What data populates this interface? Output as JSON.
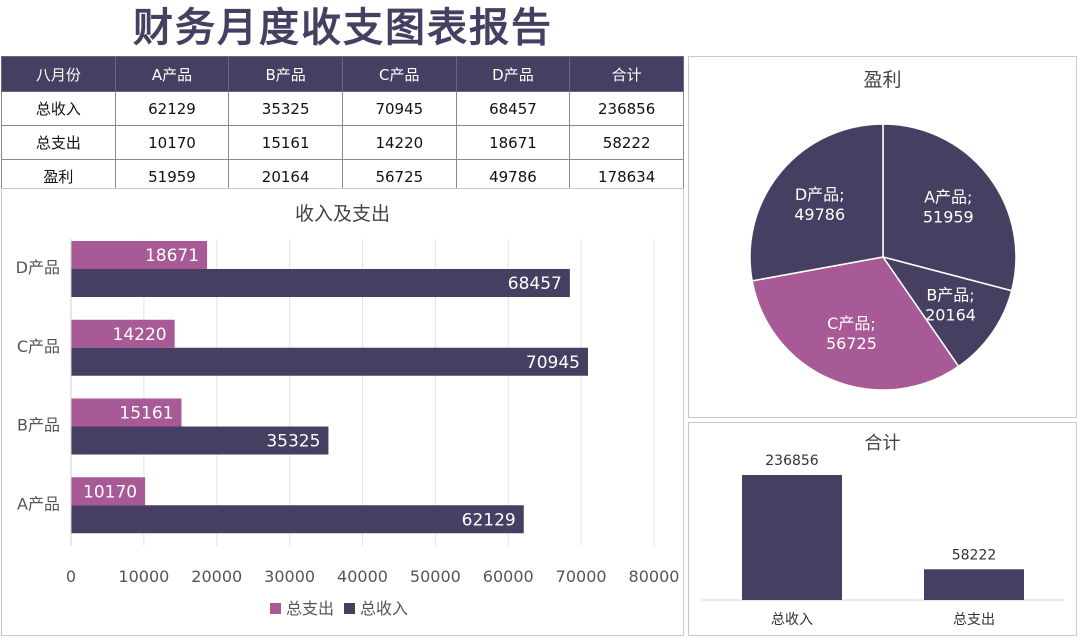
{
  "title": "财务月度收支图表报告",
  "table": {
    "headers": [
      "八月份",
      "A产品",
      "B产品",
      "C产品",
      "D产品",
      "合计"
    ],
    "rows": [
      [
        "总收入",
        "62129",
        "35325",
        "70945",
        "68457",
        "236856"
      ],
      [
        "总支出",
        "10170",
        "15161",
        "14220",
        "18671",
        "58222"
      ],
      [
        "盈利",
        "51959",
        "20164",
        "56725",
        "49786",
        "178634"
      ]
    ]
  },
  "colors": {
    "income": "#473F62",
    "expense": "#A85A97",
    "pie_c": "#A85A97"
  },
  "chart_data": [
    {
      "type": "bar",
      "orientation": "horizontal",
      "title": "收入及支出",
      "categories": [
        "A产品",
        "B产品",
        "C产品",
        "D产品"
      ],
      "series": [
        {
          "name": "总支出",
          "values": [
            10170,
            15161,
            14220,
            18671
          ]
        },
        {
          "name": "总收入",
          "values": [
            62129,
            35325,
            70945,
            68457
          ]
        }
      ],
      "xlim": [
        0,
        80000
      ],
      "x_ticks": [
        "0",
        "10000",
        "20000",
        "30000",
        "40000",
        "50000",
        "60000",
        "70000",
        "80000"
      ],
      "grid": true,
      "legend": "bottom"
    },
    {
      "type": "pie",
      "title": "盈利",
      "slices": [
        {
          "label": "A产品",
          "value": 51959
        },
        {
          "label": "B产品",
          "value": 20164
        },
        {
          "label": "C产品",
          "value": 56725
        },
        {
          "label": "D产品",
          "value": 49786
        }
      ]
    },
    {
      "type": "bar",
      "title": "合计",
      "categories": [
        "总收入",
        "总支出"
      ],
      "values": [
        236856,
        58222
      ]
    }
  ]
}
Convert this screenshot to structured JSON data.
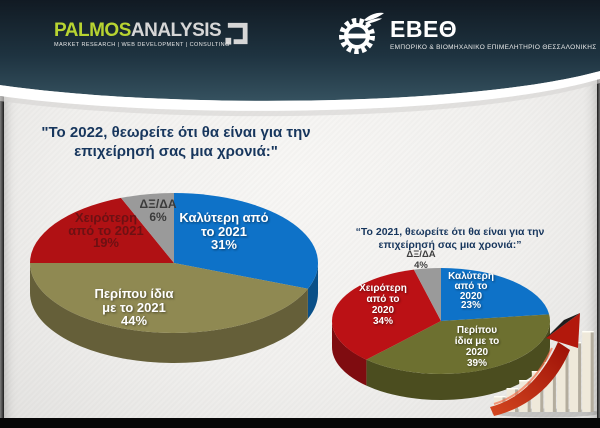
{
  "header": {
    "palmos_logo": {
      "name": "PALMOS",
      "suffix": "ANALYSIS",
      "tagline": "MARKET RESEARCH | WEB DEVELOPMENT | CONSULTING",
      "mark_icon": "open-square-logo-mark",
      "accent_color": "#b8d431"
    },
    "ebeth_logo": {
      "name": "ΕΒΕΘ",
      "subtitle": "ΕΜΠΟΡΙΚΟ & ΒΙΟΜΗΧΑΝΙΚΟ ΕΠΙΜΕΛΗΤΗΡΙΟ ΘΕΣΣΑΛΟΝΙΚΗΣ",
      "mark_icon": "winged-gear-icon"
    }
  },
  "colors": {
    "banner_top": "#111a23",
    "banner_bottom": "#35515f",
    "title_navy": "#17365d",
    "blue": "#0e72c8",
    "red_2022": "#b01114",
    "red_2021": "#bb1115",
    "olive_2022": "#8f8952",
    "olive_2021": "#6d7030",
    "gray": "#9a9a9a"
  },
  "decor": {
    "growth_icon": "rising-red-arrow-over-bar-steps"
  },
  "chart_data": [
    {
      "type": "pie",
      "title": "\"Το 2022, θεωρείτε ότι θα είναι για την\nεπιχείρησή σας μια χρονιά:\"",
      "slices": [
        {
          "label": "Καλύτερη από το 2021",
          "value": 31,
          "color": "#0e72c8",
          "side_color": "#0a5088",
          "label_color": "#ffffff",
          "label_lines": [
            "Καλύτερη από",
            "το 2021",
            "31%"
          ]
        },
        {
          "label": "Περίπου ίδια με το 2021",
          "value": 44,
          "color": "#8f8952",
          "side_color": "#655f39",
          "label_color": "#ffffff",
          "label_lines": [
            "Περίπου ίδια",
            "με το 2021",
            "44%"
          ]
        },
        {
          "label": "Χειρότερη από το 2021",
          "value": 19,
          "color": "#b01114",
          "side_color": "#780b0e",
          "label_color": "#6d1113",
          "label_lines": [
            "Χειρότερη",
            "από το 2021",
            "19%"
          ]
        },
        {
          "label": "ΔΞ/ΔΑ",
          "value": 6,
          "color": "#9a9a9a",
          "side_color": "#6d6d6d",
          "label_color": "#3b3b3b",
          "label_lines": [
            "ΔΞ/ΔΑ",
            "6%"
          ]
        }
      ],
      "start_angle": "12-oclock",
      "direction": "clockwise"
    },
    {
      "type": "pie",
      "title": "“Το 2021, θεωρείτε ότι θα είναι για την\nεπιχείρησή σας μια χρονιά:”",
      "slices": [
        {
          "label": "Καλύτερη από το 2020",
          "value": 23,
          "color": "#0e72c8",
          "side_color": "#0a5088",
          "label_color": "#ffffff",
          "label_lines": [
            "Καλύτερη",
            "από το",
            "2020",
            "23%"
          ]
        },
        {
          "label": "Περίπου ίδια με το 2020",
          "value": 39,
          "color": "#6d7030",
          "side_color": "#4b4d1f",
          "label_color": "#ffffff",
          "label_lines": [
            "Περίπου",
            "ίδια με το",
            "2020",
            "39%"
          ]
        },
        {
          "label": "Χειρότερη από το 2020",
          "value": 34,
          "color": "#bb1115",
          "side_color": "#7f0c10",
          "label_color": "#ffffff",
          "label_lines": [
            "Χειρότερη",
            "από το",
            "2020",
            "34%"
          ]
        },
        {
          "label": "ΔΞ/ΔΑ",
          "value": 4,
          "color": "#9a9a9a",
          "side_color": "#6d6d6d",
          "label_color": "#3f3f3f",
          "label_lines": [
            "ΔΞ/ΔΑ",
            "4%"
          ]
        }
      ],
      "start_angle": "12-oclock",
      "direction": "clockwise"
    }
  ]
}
- - -
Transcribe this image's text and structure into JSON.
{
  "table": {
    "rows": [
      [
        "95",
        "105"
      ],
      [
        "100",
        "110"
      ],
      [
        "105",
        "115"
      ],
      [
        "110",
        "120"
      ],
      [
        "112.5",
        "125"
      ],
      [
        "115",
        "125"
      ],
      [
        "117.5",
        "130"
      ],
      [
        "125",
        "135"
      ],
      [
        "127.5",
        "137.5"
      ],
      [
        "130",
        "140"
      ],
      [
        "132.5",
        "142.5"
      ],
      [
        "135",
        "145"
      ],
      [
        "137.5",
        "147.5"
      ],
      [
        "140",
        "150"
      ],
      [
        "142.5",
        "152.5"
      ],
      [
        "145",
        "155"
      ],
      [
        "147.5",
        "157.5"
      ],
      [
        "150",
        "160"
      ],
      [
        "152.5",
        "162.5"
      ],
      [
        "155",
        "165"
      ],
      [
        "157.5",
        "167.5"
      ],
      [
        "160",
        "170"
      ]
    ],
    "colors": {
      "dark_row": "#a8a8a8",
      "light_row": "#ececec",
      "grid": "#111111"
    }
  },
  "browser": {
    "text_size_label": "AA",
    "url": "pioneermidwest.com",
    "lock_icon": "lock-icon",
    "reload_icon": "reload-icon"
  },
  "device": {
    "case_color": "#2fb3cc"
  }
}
- - -
Gather each line of the listing that holds the string "χρονιά".

      "title": "\"Το 2022, θεωρείτε ότι θα είναι για την\nεπιχείρησή σας μια χρονιά:\"",
      "title": "“Το 2021, θεωρείτε ότι θα είναι για την\nεπιχείρησή σας μια χρονιά:”",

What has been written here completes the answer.